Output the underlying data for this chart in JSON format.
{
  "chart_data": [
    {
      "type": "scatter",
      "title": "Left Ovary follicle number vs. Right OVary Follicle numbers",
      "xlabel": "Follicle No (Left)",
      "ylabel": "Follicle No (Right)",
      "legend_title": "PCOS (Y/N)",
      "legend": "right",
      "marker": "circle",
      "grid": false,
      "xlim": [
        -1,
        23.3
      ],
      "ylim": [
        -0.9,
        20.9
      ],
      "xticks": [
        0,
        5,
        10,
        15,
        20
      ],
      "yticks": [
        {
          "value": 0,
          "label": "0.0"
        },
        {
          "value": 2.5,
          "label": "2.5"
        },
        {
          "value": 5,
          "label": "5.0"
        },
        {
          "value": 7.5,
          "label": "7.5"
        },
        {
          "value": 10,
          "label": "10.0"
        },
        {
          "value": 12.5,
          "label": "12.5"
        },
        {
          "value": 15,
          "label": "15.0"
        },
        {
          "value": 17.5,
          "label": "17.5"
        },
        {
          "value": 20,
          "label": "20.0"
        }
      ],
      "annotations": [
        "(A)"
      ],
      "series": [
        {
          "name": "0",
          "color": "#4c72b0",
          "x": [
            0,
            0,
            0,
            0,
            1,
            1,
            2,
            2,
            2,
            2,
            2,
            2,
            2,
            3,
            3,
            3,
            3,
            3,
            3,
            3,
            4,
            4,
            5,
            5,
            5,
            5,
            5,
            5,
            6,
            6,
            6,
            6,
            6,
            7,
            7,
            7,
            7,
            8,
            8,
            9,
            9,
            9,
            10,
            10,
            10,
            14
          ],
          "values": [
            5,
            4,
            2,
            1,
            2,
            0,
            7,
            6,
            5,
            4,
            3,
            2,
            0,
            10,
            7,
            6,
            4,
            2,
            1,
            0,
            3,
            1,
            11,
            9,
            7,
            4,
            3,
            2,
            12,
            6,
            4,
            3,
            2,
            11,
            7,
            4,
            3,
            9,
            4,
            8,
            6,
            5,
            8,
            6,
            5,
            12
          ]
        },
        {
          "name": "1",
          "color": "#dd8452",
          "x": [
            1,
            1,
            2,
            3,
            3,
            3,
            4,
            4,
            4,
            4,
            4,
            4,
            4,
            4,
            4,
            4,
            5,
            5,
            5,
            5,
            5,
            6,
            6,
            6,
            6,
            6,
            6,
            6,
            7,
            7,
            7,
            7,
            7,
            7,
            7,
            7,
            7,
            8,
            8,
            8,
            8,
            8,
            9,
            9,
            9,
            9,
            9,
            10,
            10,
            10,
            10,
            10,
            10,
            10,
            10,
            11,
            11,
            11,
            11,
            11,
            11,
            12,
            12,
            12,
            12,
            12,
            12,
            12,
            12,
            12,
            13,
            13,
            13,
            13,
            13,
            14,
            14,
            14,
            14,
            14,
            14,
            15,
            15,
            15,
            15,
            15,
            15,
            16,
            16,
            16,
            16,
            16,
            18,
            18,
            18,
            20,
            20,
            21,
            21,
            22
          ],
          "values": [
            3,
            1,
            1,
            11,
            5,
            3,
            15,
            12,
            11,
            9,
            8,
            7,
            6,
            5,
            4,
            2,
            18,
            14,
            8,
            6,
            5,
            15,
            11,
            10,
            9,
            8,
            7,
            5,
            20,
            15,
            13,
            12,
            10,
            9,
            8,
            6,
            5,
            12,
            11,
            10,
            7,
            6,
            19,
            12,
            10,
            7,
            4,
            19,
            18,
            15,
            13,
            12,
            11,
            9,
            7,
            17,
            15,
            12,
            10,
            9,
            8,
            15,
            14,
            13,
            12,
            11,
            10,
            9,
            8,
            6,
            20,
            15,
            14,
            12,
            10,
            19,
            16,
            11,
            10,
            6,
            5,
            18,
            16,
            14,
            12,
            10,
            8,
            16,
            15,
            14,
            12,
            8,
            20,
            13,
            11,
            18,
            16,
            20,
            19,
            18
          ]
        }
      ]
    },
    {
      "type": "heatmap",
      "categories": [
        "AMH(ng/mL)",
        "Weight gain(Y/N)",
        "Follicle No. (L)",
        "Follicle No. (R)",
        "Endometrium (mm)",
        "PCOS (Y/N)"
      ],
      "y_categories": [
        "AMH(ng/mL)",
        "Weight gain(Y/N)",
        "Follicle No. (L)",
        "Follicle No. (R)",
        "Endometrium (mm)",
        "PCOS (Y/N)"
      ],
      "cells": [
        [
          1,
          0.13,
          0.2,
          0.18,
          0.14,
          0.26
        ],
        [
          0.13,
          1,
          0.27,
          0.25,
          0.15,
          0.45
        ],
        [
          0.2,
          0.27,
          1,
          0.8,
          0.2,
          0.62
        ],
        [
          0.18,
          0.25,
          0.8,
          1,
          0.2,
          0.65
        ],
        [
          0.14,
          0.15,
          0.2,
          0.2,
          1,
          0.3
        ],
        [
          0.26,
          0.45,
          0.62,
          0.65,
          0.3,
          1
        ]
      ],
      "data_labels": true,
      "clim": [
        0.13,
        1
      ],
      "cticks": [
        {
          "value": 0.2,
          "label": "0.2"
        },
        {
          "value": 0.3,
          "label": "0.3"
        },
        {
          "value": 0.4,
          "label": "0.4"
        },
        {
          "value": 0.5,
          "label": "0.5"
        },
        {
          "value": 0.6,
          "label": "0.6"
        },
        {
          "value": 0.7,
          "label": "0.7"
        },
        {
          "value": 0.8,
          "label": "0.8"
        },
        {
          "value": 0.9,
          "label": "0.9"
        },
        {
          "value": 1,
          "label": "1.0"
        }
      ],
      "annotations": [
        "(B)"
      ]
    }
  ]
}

====================

**What you have to do:**
Your task is to return the full listing exactly as it was given.

**Result:**
Output the underlying data for this chart in JSON format.
{
  "chart_data": [
    {
      "type": "scatter",
      "title": "Left Ovary follicle number vs. Right OVary Follicle numbers",
      "xlabel": "Follicle No (Left)",
      "ylabel": "Follicle No (Right)",
      "legend_title": "PCOS (Y/N)",
      "legend": "right",
      "marker": "circle",
      "grid": false,
      "xlim": [
        -1,
        23.3
      ],
      "ylim": [
        -0.9,
        20.9
      ],
      "xticks": [
        0,
        5,
        10,
        15,
        20
      ],
      "yticks": [
        {
          "value": 0,
          "label": "0.0"
        },
        {
          "value": 2.5,
          "label": "2.5"
        },
        {
          "value": 5,
          "label": "5.0"
        },
        {
          "value": 7.5,
          "label": "7.5"
        },
        {
          "value": 10,
          "label": "10.0"
        },
        {
          "value": 12.5,
          "label": "12.5"
        },
        {
          "value": 15,
          "label": "15.0"
        },
        {
          "value": 17.5,
          "label": "17.5"
        },
        {
          "value": 20,
          "label": "20.0"
        }
      ],
      "annotations": [
        "(A)"
      ],
      "series": [
        {
          "name": "0",
          "color": "#4c72b0",
          "x": [
            0,
            0,
            0,
            0,
            1,
            1,
            2,
            2,
            2,
            2,
            2,
            2,
            2,
            3,
            3,
            3,
            3,
            3,
            3,
            3,
            4,
            4,
            5,
            5,
            5,
            5,
            5,
            5,
            6,
            6,
            6,
            6,
            6,
            7,
            7,
            7,
            7,
            8,
            8,
            9,
            9,
            9,
            10,
            10,
            10,
            14
          ],
          "values": [
            5,
            4,
            2,
            1,
            2,
            0,
            7,
            6,
            5,
            4,
            3,
            2,
            0,
            10,
            7,
            6,
            4,
            2,
            1,
            0,
            3,
            1,
            11,
            9,
            7,
            4,
            3,
            2,
            12,
            6,
            4,
            3,
            2,
            11,
            7,
            4,
            3,
            9,
            4,
            8,
            6,
            5,
            8,
            6,
            5,
            12
          ]
        },
        {
          "name": "1",
          "color": "#dd8452",
          "x": [
            1,
            1,
            2,
            3,
            3,
            3,
            4,
            4,
            4,
            4,
            4,
            4,
            4,
            4,
            4,
            4,
            5,
            5,
            5,
            5,
            5,
            6,
            6,
            6,
            6,
            6,
            6,
            6,
            7,
            7,
            7,
            7,
            7,
            7,
            7,
            7,
            7,
            8,
            8,
            8,
            8,
            8,
            9,
            9,
            9,
            9,
            9,
            10,
            10,
            10,
            10,
            10,
            10,
            10,
            10,
            11,
            11,
            11,
            11,
            11,
            11,
            12,
            12,
            12,
            12,
            12,
            12,
            12,
            12,
            12,
            13,
            13,
            13,
            13,
            13,
            14,
            14,
            14,
            14,
            14,
            14,
            15,
            15,
            15,
            15,
            15,
            15,
            16,
            16,
            16,
            16,
            16,
            18,
            18,
            18,
            20,
            20,
            21,
            21,
            22
          ],
          "values": [
            3,
            1,
            1,
            11,
            5,
            3,
            15,
            12,
            11,
            9,
            8,
            7,
            6,
            5,
            4,
            2,
            18,
            14,
            8,
            6,
            5,
            15,
            11,
            10,
            9,
            8,
            7,
            5,
            20,
            15,
            13,
            12,
            10,
            9,
            8,
            6,
            5,
            12,
            11,
            10,
            7,
            6,
            19,
            12,
            10,
            7,
            4,
            19,
            18,
            15,
            13,
            12,
            11,
            9,
            7,
            17,
            15,
            12,
            10,
            9,
            8,
            15,
            14,
            13,
            12,
            11,
            10,
            9,
            8,
            6,
            20,
            15,
            14,
            12,
            10,
            19,
            16,
            11,
            10,
            6,
            5,
            18,
            16,
            14,
            12,
            10,
            8,
            16,
            15,
            14,
            12,
            8,
            20,
            13,
            11,
            18,
            16,
            20,
            19,
            18
          ]
        }
      ]
    },
    {
      "type": "heatmap",
      "categories": [
        "AMH(ng/mL)",
        "Weight gain(Y/N)",
        "Follicle No. (L)",
        "Follicle No. (R)",
        "Endometrium (mm)",
        "PCOS (Y/N)"
      ],
      "y_categories": [
        "AMH(ng/mL)",
        "Weight gain(Y/N)",
        "Follicle No. (L)",
        "Follicle No. (R)",
        "Endometrium (mm)",
        "PCOS (Y/N)"
      ],
      "cells": [
        [
          1,
          0.13,
          0.2,
          0.18,
          0.14,
          0.26
        ],
        [
          0.13,
          1,
          0.27,
          0.25,
          0.15,
          0.45
        ],
        [
          0.2,
          0.27,
          1,
          0.8,
          0.2,
          0.62
        ],
        [
          0.18,
          0.25,
          0.8,
          1,
          0.2,
          0.65
        ],
        [
          0.14,
          0.15,
          0.2,
          0.2,
          1,
          0.3
        ],
        [
          0.26,
          0.45,
          0.62,
          0.65,
          0.3,
          1
        ]
      ],
      "data_labels": true,
      "clim": [
        0.13,
        1
      ],
      "cticks": [
        {
          "value": 0.2,
          "label": "0.2"
        },
        {
          "value": 0.3,
          "label": "0.3"
        },
        {
          "value": 0.4,
          "label": "0.4"
        },
        {
          "value": 0.5,
          "label": "0.5"
        },
        {
          "value": 0.6,
          "label": "0.6"
        },
        {
          "value": 0.7,
          "label": "0.7"
        },
        {
          "value": 0.8,
          "label": "0.8"
        },
        {
          "value": 0.9,
          "label": "0.9"
        },
        {
          "value": 1,
          "label": "1.0"
        }
      ],
      "annotations": [
        "(B)"
      ]
    }
  ]
}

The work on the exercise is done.